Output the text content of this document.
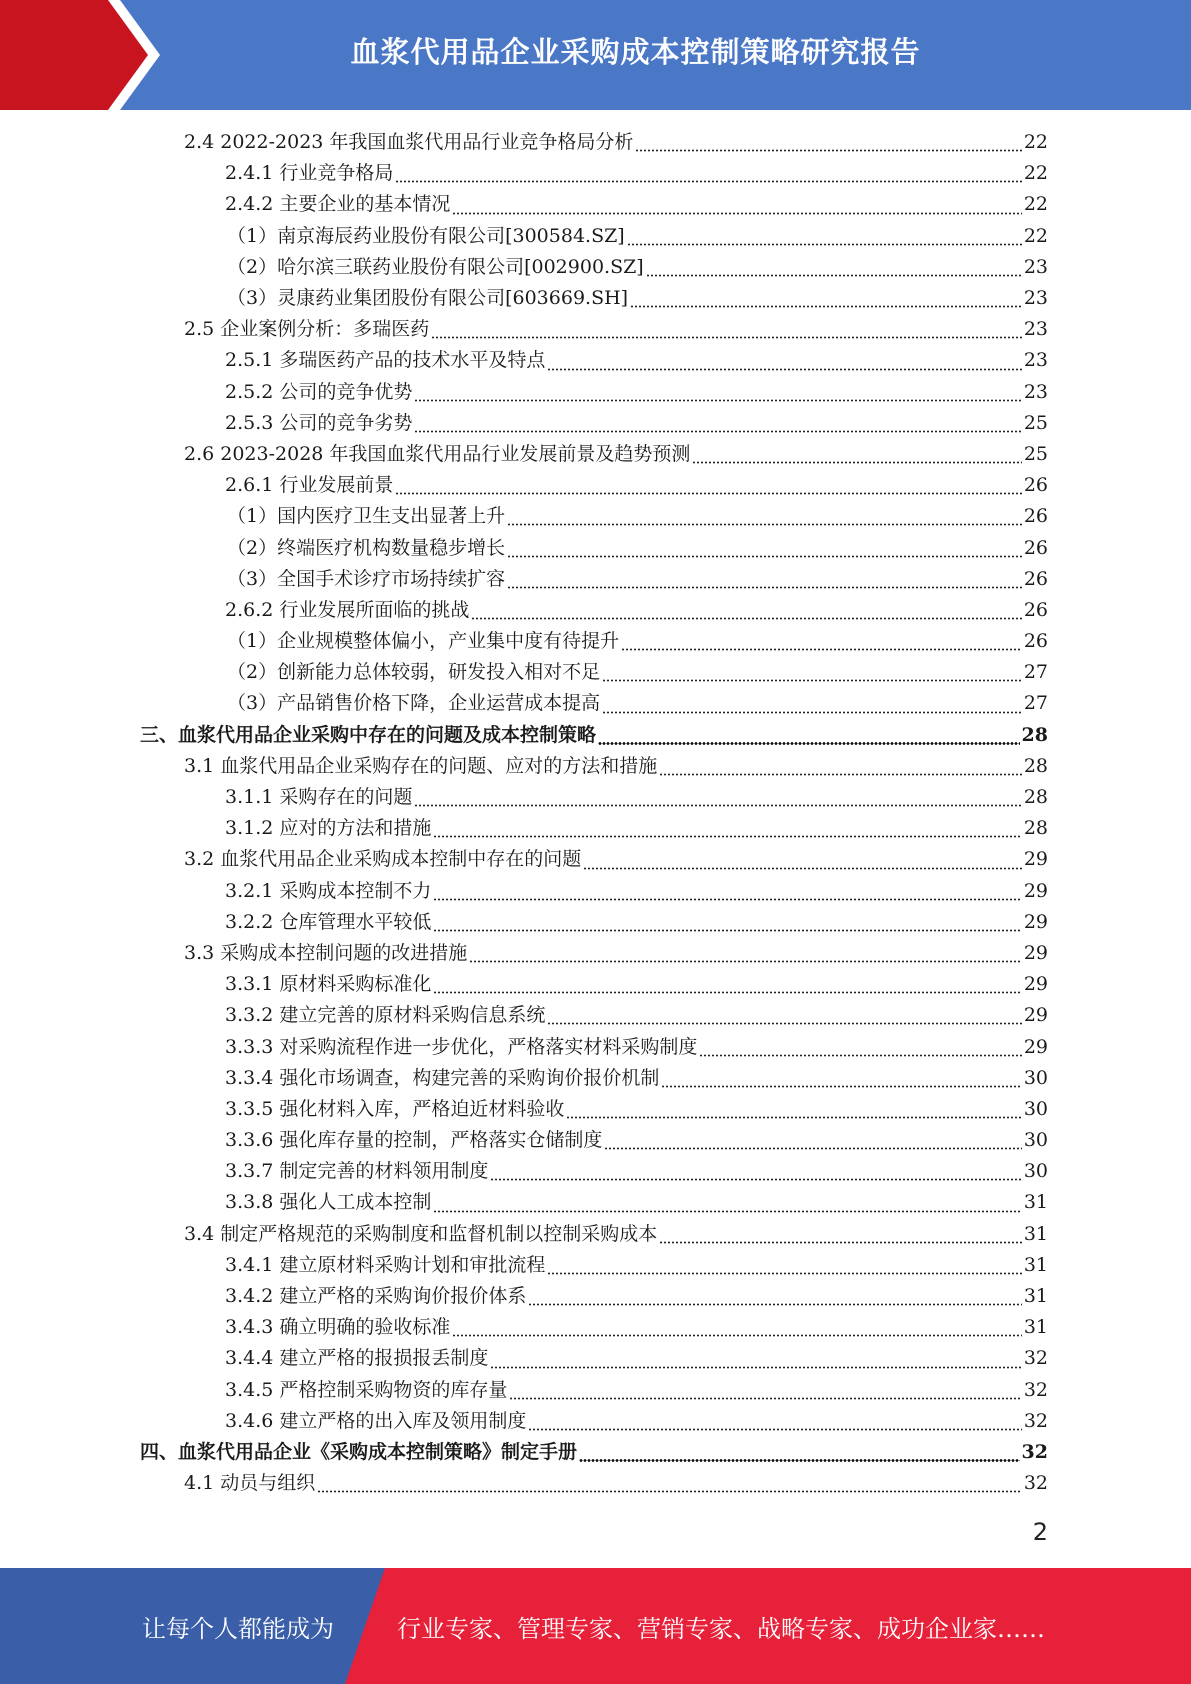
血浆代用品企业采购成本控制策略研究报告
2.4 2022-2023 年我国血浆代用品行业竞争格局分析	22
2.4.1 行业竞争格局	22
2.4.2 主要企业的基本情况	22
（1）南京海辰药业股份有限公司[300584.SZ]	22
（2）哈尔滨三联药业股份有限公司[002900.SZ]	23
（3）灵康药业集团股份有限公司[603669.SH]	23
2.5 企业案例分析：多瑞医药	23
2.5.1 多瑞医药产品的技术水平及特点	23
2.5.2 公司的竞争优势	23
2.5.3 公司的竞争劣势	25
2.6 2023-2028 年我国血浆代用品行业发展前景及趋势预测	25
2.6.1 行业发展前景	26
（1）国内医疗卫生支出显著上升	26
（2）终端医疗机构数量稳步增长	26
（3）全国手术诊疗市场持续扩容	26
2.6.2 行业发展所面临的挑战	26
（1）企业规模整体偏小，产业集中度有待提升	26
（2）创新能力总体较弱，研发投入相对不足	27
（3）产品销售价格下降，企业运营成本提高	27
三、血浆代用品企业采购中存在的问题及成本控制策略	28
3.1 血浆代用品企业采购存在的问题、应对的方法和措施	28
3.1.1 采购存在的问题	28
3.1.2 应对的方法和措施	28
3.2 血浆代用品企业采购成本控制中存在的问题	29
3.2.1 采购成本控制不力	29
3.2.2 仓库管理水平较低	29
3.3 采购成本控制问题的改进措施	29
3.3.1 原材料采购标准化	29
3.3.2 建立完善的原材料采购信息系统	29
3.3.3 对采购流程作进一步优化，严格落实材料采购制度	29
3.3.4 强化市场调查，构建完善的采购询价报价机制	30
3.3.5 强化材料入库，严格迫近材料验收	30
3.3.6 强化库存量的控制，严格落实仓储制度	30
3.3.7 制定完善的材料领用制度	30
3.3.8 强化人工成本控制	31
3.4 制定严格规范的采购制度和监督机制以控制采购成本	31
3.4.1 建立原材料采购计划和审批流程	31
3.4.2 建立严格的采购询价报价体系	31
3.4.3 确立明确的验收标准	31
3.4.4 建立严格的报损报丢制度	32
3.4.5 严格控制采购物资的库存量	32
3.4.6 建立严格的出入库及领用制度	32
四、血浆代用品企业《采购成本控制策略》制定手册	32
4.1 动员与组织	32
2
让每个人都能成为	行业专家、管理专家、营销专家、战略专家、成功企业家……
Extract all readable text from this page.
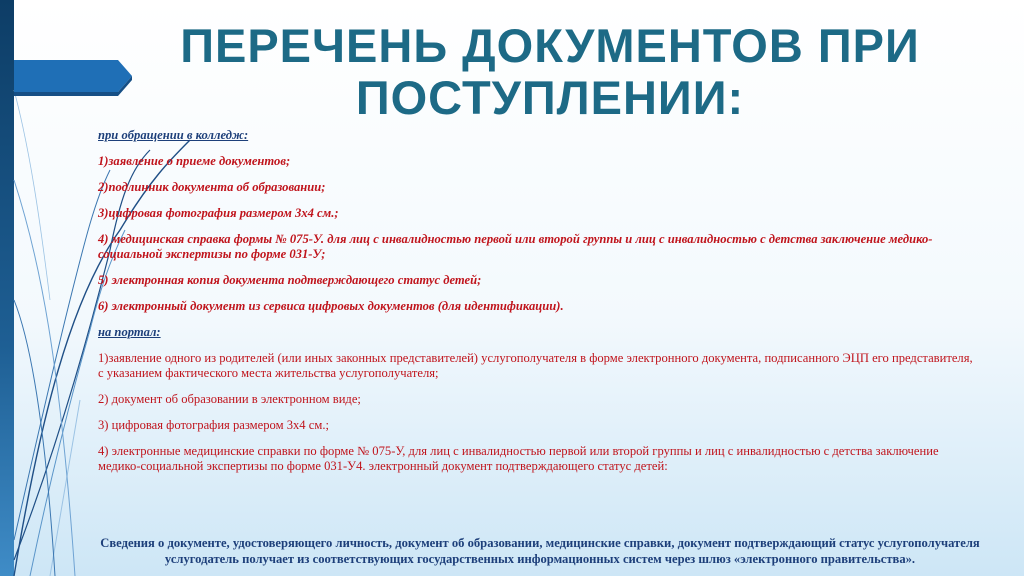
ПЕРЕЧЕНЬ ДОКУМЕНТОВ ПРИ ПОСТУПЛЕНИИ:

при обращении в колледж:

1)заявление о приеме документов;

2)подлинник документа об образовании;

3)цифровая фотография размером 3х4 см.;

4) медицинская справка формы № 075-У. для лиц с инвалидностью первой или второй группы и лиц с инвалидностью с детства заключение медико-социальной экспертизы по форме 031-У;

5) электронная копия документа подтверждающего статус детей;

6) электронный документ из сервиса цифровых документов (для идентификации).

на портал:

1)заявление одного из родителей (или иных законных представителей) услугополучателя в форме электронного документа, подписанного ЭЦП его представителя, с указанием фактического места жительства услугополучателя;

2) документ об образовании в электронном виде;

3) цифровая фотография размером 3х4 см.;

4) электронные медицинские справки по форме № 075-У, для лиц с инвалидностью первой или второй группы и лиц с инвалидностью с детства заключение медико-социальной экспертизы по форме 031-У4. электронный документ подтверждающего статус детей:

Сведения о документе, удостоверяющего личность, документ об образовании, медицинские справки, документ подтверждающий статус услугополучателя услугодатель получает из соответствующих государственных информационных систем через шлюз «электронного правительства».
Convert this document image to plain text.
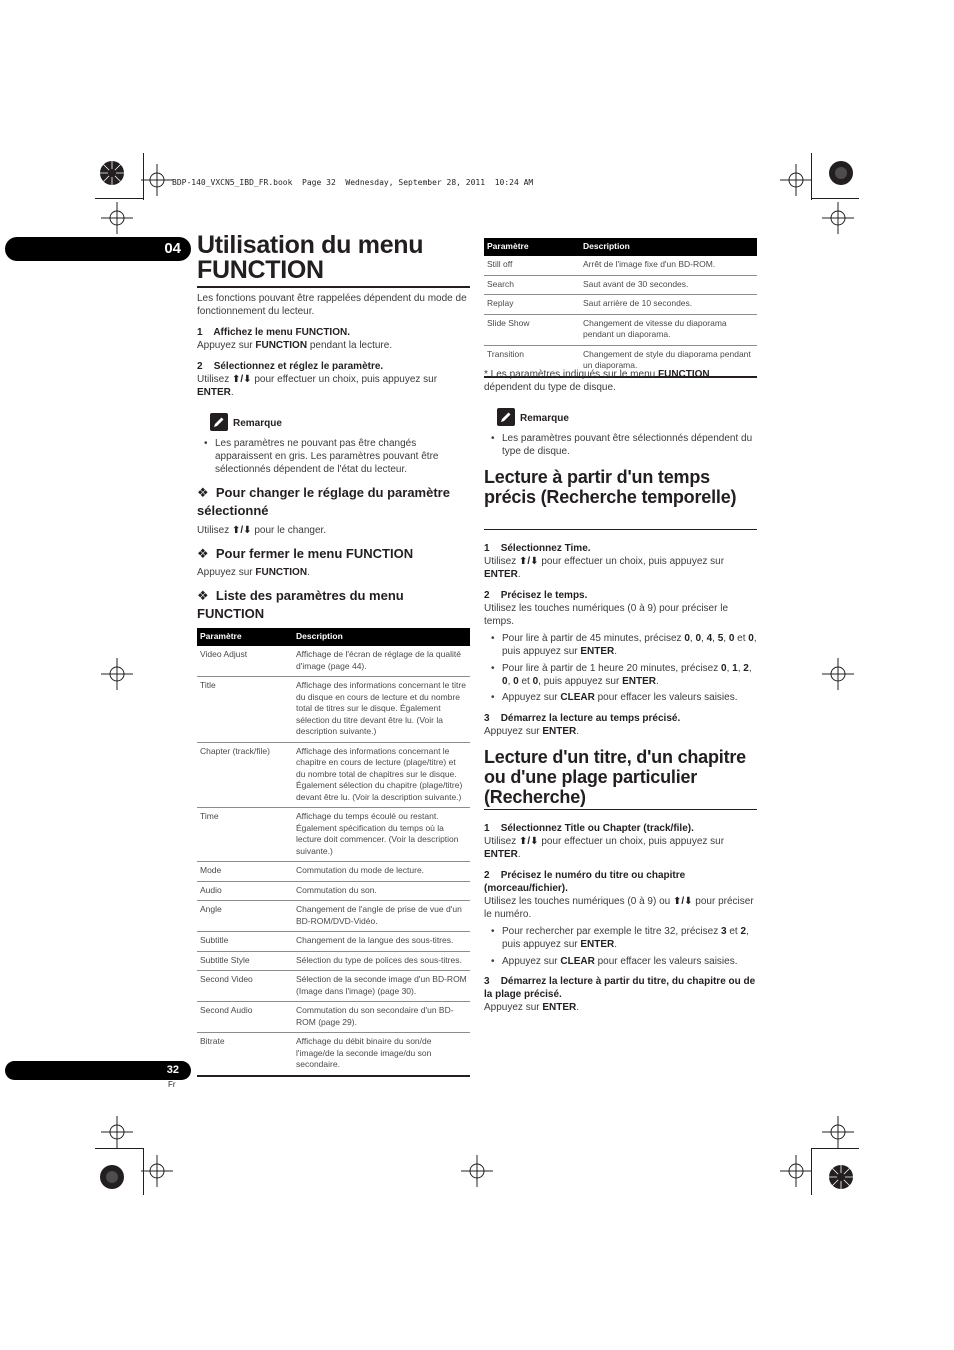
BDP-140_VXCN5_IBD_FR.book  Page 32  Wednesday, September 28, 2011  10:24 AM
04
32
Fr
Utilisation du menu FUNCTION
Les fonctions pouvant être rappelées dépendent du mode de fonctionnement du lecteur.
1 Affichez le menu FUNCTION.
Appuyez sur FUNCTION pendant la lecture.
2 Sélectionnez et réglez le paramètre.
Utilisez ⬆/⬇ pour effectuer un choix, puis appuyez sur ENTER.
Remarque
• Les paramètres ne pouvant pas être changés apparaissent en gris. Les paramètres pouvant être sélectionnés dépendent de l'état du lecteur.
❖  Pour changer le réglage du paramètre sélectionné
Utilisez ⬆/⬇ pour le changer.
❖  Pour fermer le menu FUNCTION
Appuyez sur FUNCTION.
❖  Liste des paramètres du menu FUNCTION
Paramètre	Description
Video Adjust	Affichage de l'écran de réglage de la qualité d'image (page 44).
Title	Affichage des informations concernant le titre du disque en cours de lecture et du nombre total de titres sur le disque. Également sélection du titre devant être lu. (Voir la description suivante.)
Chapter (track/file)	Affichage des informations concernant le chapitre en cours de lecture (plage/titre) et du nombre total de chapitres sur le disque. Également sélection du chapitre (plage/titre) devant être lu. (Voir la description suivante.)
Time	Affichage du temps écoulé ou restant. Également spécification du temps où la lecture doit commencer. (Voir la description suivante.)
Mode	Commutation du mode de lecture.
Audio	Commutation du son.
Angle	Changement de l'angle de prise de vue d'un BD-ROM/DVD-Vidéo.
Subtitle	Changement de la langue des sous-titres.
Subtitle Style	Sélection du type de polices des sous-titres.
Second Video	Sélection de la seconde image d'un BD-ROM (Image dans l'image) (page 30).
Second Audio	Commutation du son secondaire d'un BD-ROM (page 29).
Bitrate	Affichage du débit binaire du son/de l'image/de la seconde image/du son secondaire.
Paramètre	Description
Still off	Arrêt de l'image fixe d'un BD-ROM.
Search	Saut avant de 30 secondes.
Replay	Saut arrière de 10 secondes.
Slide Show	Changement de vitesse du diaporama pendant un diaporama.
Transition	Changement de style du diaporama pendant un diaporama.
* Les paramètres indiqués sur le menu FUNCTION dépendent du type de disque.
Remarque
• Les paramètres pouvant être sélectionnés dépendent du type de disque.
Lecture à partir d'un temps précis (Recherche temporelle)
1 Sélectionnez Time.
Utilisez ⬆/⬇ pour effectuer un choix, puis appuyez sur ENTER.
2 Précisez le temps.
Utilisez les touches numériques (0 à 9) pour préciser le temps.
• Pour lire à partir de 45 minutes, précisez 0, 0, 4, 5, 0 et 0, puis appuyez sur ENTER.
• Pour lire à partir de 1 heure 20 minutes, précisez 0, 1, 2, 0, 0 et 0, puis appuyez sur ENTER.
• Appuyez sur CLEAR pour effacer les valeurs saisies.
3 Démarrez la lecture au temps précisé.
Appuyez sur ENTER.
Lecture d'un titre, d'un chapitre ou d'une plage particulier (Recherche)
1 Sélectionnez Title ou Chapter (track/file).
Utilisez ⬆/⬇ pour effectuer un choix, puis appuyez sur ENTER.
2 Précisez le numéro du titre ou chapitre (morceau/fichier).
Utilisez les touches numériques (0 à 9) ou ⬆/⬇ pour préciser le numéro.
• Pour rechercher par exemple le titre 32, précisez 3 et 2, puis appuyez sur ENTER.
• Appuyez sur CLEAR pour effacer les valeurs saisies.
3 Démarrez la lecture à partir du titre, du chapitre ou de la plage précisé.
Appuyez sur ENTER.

**********

## TASK OBJECTIVE:
Only a number is wanted: how many lines above include "медицинские"?

## EXPECTED OUTPUT:
2